Exercise goal
Restate the records in their entirety, word for word.

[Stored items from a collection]
---
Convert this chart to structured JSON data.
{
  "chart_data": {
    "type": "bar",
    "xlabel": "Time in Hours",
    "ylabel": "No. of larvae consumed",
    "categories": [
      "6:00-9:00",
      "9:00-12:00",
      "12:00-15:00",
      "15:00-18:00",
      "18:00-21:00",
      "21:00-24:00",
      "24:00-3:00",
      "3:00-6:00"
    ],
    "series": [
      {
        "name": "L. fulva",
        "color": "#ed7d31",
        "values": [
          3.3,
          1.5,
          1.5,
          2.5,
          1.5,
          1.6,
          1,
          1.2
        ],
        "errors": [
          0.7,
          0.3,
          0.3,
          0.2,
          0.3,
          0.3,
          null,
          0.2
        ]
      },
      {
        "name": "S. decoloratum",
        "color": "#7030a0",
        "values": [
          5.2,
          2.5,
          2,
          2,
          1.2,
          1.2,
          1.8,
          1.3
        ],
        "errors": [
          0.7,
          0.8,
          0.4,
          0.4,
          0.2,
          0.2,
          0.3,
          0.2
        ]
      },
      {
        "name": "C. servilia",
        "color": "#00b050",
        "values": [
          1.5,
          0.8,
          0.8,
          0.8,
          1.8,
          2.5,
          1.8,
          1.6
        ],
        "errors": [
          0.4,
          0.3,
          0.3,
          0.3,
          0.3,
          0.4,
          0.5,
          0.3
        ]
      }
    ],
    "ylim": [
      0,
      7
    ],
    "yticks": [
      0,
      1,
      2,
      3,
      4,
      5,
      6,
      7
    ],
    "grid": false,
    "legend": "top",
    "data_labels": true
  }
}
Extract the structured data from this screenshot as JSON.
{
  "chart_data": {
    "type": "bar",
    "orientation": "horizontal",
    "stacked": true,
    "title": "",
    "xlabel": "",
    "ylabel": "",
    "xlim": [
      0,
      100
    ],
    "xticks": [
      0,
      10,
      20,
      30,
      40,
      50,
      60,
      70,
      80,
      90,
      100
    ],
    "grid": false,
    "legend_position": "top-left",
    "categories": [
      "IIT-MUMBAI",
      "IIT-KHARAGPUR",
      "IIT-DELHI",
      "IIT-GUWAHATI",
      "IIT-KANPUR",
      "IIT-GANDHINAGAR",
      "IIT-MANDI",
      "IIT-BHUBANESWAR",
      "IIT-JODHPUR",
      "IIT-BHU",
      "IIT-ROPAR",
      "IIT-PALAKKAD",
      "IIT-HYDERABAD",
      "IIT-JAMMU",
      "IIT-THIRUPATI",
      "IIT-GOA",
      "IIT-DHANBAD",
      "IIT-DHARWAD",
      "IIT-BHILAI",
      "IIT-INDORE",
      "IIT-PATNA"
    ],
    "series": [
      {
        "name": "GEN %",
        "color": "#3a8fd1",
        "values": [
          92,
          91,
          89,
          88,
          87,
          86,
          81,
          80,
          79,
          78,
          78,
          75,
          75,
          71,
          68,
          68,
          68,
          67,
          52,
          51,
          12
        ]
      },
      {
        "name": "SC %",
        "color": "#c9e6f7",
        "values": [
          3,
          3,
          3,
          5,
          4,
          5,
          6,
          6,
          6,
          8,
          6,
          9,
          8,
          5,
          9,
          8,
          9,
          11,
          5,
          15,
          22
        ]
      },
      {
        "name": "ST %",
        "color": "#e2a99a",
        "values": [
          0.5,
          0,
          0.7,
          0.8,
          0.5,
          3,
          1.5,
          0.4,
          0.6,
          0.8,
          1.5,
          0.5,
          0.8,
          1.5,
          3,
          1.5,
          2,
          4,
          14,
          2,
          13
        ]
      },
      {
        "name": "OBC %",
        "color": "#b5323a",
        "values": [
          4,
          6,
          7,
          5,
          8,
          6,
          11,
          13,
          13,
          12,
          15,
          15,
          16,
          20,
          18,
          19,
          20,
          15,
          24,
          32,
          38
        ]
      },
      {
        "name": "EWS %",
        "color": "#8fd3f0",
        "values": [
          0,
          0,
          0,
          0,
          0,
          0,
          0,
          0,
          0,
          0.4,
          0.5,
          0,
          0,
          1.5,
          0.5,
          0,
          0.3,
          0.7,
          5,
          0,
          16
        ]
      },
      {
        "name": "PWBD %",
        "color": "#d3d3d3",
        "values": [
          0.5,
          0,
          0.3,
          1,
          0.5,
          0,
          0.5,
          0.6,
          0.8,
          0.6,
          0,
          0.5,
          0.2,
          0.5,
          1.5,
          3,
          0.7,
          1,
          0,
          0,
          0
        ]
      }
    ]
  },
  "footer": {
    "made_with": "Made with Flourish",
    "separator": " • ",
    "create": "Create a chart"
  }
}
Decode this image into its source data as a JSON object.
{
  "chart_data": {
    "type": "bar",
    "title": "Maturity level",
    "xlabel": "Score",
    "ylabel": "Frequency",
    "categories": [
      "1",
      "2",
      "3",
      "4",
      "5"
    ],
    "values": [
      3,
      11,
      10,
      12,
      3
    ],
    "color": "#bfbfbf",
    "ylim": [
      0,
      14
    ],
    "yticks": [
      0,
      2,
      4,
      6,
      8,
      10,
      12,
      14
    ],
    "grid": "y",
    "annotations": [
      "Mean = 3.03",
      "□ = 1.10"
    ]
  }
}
---
Finished task
Convert this chart to structured JSON data.
{
  "chart_data": {
    "type": "bar",
    "xlabel": "Time in Hours",
    "ylabel": "No. of larvae consumed",
    "categories": [
      "6:00-9:00",
      "9:00-12:00",
      "12:00-15:00",
      "15:00-18:00",
      "18:00-21:00",
      "21:00-24:00",
      "24:00-3:00",
      "3:00-6:00"
    ],
    "series": [
      {
        "name": "L. fulva",
        "color": "#ed7d31",
        "values": [
          3.3,
          1.5,
          1.5,
          2.5,
          1.5,
          1.6,
          1,
          1.2
        ],
        "errors": [
          0.7,
          0.3,
          0.3,
          0.2,
          0.3,
          0.3,
          null,
          0.2
        ]
      },
      {
        "name": "S. decoloratum",
        "color": "#7030a0",
        "values": [
          5.2,
          2.5,
          2,
          2,
          1.2,
          1.2,
          1.8,
          1.3
        ],
        "errors": [
          0.7,
          0.8,
          0.4,
          0.4,
          0.2,
          0.2,
          0.3,
          0.2
        ]
      },
      {
        "name": "C. servilia",
        "color": "#00b050",
        "values": [
          1.5,
          0.8,
          0.8,
          0.8,
          1.8,
          2.5,
          1.8,
          1.6
        ],
        "errors": [
          0.4,
          0.3,
          0.3,
          0.3,
          0.3,
          0.4,
          0.5,
          0.3
        ]
      }
    ],
    "ylim": [
      0,
      7
    ],
    "yticks": [
      0,
      1,
      2,
      3,
      4,
      5,
      6,
      7
    ],
    "grid": false,
    "legend": "top",
    "data_labels": true
  }
}
Extract the structured data from this screenshot as JSON.
{
  "chart_data": {
    "type": "bar",
    "orientation": "horizontal",
    "stacked": true,
    "title": "",
    "xlabel": "",
    "ylabel": "",
    "xlim": [
      0,
      100
    ],
    "xticks": [
      0,
      10,
      20,
      30,
      40,
      50,
      60,
      70,
      80,
      90,
      100
    ],
    "grid": false,
    "legend_position": "top-left",
    "categories": [
      "IIT-MUMBAI",
      "IIT-KHARAGPUR",
      "IIT-DELHI",
      "IIT-GUWAHATI",
      "IIT-KANPUR",
      "IIT-GANDHINAGAR",
      "IIT-MANDI",
      "IIT-BHUBANESWAR",
      "IIT-JODHPUR",
      "IIT-BHU",
      "IIT-ROPAR",
      "IIT-PALAKKAD",
      "IIT-HYDERABAD",
      "IIT-JAMMU",
      "IIT-THIRUPATI",
      "IIT-GOA",
      "IIT-DHANBAD",
      "IIT-DHARWAD",
      "IIT-BHILAI",
      "IIT-INDORE",
      "IIT-PATNA"
    ],
    "series": [
      {
        "name": "GEN %",
        "color": "#3a8fd1",
        "values": [
          92,
          91,
          89,
          88,
          87,
          86,
          81,
          80,
          79,
          78,
          78,
          75,
          75,
          71,
          68,
          68,
          68,
          67,
          52,
          51,
          12
        ]
      },
      {
        "name": "SC %",
        "color": "#c9e6f7",
        "values": [
          3,
          3,
          3,
          5,
          4,
          5,
          6,
          6,
          6,
          8,
          6,
          9,
          8,
          5,
          9,
          8,
          9,
          11,
          5,
          15,
          22
        ]
      },
      {
        "name": "ST %",
        "color": "#e2a99a",
        "values": [
          0.5,
          0,
          0.7,
          0.8,
          0.5,
          3,
          1.5,
          0.4,
          0.6,
          0.8,
          1.5,
          0.5,
          0.8,
          1.5,
          3,
          1.5,
          2,
          4,
          14,
          2,
          13
        ]
      },
      {
        "name": "OBC %",
        "color": "#b5323a",
        "values": [
          4,
          6,
          7,
          5,
          8,
          6,
          11,
          13,
          13,
          12,
          15,
          15,
          16,
          20,
          18,
          19,
          20,
          15,
          24,
          32,
          38
        ]
      },
      {
        "name": "EWS %",
        "color": "#8fd3f0",
        "values": [
          0,
          0,
          0,
          0,
          0,
          0,
          0,
          0,
          0,
          0.4,
          0.5,
          0,
          0,
          1.5,
          0.5,
          0,
          0.3,
          0.7,
          5,
          0,
          16
        ]
      },
      {
        "name": "PWBD %",
        "color": "#d3d3d3",
        "values": [
          0.5,
          0,
          0.3,
          1,
          0.5,
          0,
          0.5,
          0.6,
          0.8,
          0.6,
          0,
          0.5,
          0.2,
          0.5,
          1.5,
          3,
          0.7,
          1,
          0,
          0,
          0
        ]
      }
    ]
  },
  "footer": {
    "made_with": "Made with Flourish",
    "separator": " • ",
    "create": "Create a chart"
  }
}
Decode this image into its source data as a JSON object.
{
  "chart_data": {
    "type": "bar",
    "title": "Maturity level",
    "xlabel": "Score",
    "ylabel": "Frequency",
    "categories": [
      "1",
      "2",
      "3",
      "4",
      "5"
    ],
    "values": [
      3,
      11,
      10,
      12,
      3
    ],
    "color": "#bfbfbf",
    "ylim": [
      0,
      14
    ],
    "yticks": [
      0,
      2,
      4,
      6,
      8,
      10,
      12,
      14
    ],
    "grid": "y",
    "annotations": [
      "Mean = 3.03",
      "□ = 1.10"
    ]
  }
}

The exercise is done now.